[Start]

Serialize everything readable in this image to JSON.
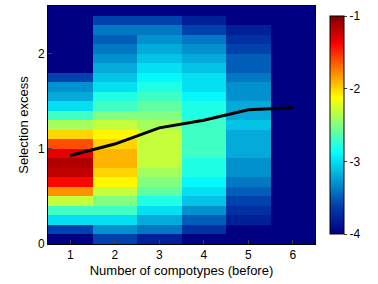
{
  "chart_data": {
    "type": "heatmap",
    "x_label": "Number of compotypes (before)",
    "y_label": "Selection excess",
    "x": [
      1,
      2,
      3,
      4,
      5,
      6
    ],
    "y": [
      0.05,
      0.15,
      0.25,
      0.35,
      0.45,
      0.55,
      0.65,
      0.75,
      0.85,
      0.95,
      1.05,
      1.15,
      1.25,
      1.35,
      1.45,
      1.55,
      1.65,
      1.75,
      1.85,
      1.95,
      2.05,
      2.15,
      2.25,
      2.35,
      2.45
    ],
    "z": [
      [
        -4,
        -3.6,
        -3.8,
        -4,
        -4,
        -4
      ],
      [
        -3.6,
        -3.3,
        -3.4,
        -3.7,
        -4,
        -4
      ],
      [
        -3,
        -3,
        -3.2,
        -3.5,
        -3.8,
        -4
      ],
      [
        -2.7,
        -2.7,
        -3,
        -3.3,
        -3.7,
        -4
      ],
      [
        -2.3,
        -2.5,
        -2.8,
        -3.1,
        -3.6,
        -4
      ],
      [
        -1.8,
        -2.3,
        -2.6,
        -3,
        -3.5,
        -4
      ],
      [
        -1.4,
        -2.1,
        -2.5,
        -2.9,
        -3.4,
        -4
      ],
      [
        -1.2,
        -2,
        -2.4,
        -2.8,
        -3.3,
        -4
      ],
      [
        -1.15,
        -1.9,
        -2.3,
        -2.8,
        -3.3,
        -4
      ],
      [
        -1.3,
        -1.9,
        -2.3,
        -2.7,
        -3.2,
        -4
      ],
      [
        -1.6,
        -2,
        -2.3,
        -2.7,
        -3.2,
        -4
      ],
      [
        -2,
        -2.1,
        -2.3,
        -2.7,
        -3.2,
        -4
      ],
      [
        -2.4,
        -2.3,
        -2.4,
        -2.7,
        -3.1,
        -4
      ],
      [
        -2.7,
        -2.5,
        -2.5,
        -2.8,
        -3.2,
        -4
      ],
      [
        -3,
        -2.7,
        -2.6,
        -2.8,
        -3.2,
        -4
      ],
      [
        -3.2,
        -2.8,
        -2.7,
        -2.9,
        -3.3,
        -4
      ],
      [
        -3.3,
        -3,
        -2.8,
        -3,
        -3.3,
        -4
      ],
      [
        -3.6,
        -3.1,
        -2.9,
        -3,
        -3.4,
        -4
      ],
      [
        -4,
        -3.2,
        -3,
        -3.1,
        -3.5,
        -4
      ],
      [
        -4,
        -3.3,
        -3.1,
        -3.2,
        -3.5,
        -4
      ],
      [
        -4,
        -3.4,
        -3.2,
        -3.3,
        -3.6,
        -4
      ],
      [
        -4,
        -3.5,
        -3.3,
        -3.4,
        -3.7,
        -4
      ],
      [
        -4,
        -3.4,
        -3.4,
        -3.6,
        -3.8,
        -4
      ],
      [
        -4,
        -3.6,
        -3.6,
        -3.8,
        -4,
        -4
      ],
      [
        -4,
        -4,
        -4,
        -4,
        -4,
        -4
      ]
    ],
    "xlim": [
      0.5,
      6.5
    ],
    "xticks": [
      1,
      2,
      3,
      4,
      5,
      6
    ],
    "ylim": [
      0,
      2.5
    ],
    "yticks": [
      0,
      1,
      2
    ],
    "color_range": [
      -4,
      -1
    ],
    "color_ticks": [
      -4,
      -3,
      -2,
      -1
    ],
    "series": [
      {
        "type": "line",
        "color": "#000000",
        "values": [
          0.93,
          1.05,
          1.22,
          1.3,
          1.41,
          1.43
        ]
      }
    ]
  }
}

[End]

* Directions for this task *
Reproduce the entries above exactly. Do not include the images.

* Answer in full *
Serialize everything readable in this image to JSON.
{
  "chart_data": {
    "type": "heatmap",
    "x_label": "Number of compotypes (before)",
    "y_label": "Selection excess",
    "x": [
      1,
      2,
      3,
      4,
      5,
      6
    ],
    "y": [
      0.05,
      0.15,
      0.25,
      0.35,
      0.45,
      0.55,
      0.65,
      0.75,
      0.85,
      0.95,
      1.05,
      1.15,
      1.25,
      1.35,
      1.45,
      1.55,
      1.65,
      1.75,
      1.85,
      1.95,
      2.05,
      2.15,
      2.25,
      2.35,
      2.45
    ],
    "z": [
      [
        -4,
        -3.6,
        -3.8,
        -4,
        -4,
        -4
      ],
      [
        -3.6,
        -3.3,
        -3.4,
        -3.7,
        -4,
        -4
      ],
      [
        -3,
        -3,
        -3.2,
        -3.5,
        -3.8,
        -4
      ],
      [
        -2.7,
        -2.7,
        -3,
        -3.3,
        -3.7,
        -4
      ],
      [
        -2.3,
        -2.5,
        -2.8,
        -3.1,
        -3.6,
        -4
      ],
      [
        -1.8,
        -2.3,
        -2.6,
        -3,
        -3.5,
        -4
      ],
      [
        -1.4,
        -2.1,
        -2.5,
        -2.9,
        -3.4,
        -4
      ],
      [
        -1.2,
        -2,
        -2.4,
        -2.8,
        -3.3,
        -4
      ],
      [
        -1.15,
        -1.9,
        -2.3,
        -2.8,
        -3.3,
        -4
      ],
      [
        -1.3,
        -1.9,
        -2.3,
        -2.7,
        -3.2,
        -4
      ],
      [
        -1.6,
        -2,
        -2.3,
        -2.7,
        -3.2,
        -4
      ],
      [
        -2,
        -2.1,
        -2.3,
        -2.7,
        -3.2,
        -4
      ],
      [
        -2.4,
        -2.3,
        -2.4,
        -2.7,
        -3.1,
        -4
      ],
      [
        -2.7,
        -2.5,
        -2.5,
        -2.8,
        -3.2,
        -4
      ],
      [
        -3,
        -2.7,
        -2.6,
        -2.8,
        -3.2,
        -4
      ],
      [
        -3.2,
        -2.8,
        -2.7,
        -2.9,
        -3.3,
        -4
      ],
      [
        -3.3,
        -3,
        -2.8,
        -3,
        -3.3,
        -4
      ],
      [
        -3.6,
        -3.1,
        -2.9,
        -3,
        -3.4,
        -4
      ],
      [
        -4,
        -3.2,
        -3,
        -3.1,
        -3.5,
        -4
      ],
      [
        -4,
        -3.3,
        -3.1,
        -3.2,
        -3.5,
        -4
      ],
      [
        -4,
        -3.4,
        -3.2,
        -3.3,
        -3.6,
        -4
      ],
      [
        -4,
        -3.5,
        -3.3,
        -3.4,
        -3.7,
        -4
      ],
      [
        -4,
        -3.4,
        -3.4,
        -3.6,
        -3.8,
        -4
      ],
      [
        -4,
        -3.6,
        -3.6,
        -3.8,
        -4,
        -4
      ],
      [
        -4,
        -4,
        -4,
        -4,
        -4,
        -4
      ]
    ],
    "xlim": [
      0.5,
      6.5
    ],
    "xticks": [
      1,
      2,
      3,
      4,
      5,
      6
    ],
    "ylim": [
      0,
      2.5
    ],
    "yticks": [
      0,
      1,
      2
    ],
    "color_range": [
      -4,
      -1
    ],
    "color_ticks": [
      -4,
      -3,
      -2,
      -1
    ],
    "series": [
      {
        "type": "line",
        "color": "#000000",
        "values": [
          0.93,
          1.05,
          1.22,
          1.3,
          1.41,
          1.43
        ]
      }
    ]
  }
}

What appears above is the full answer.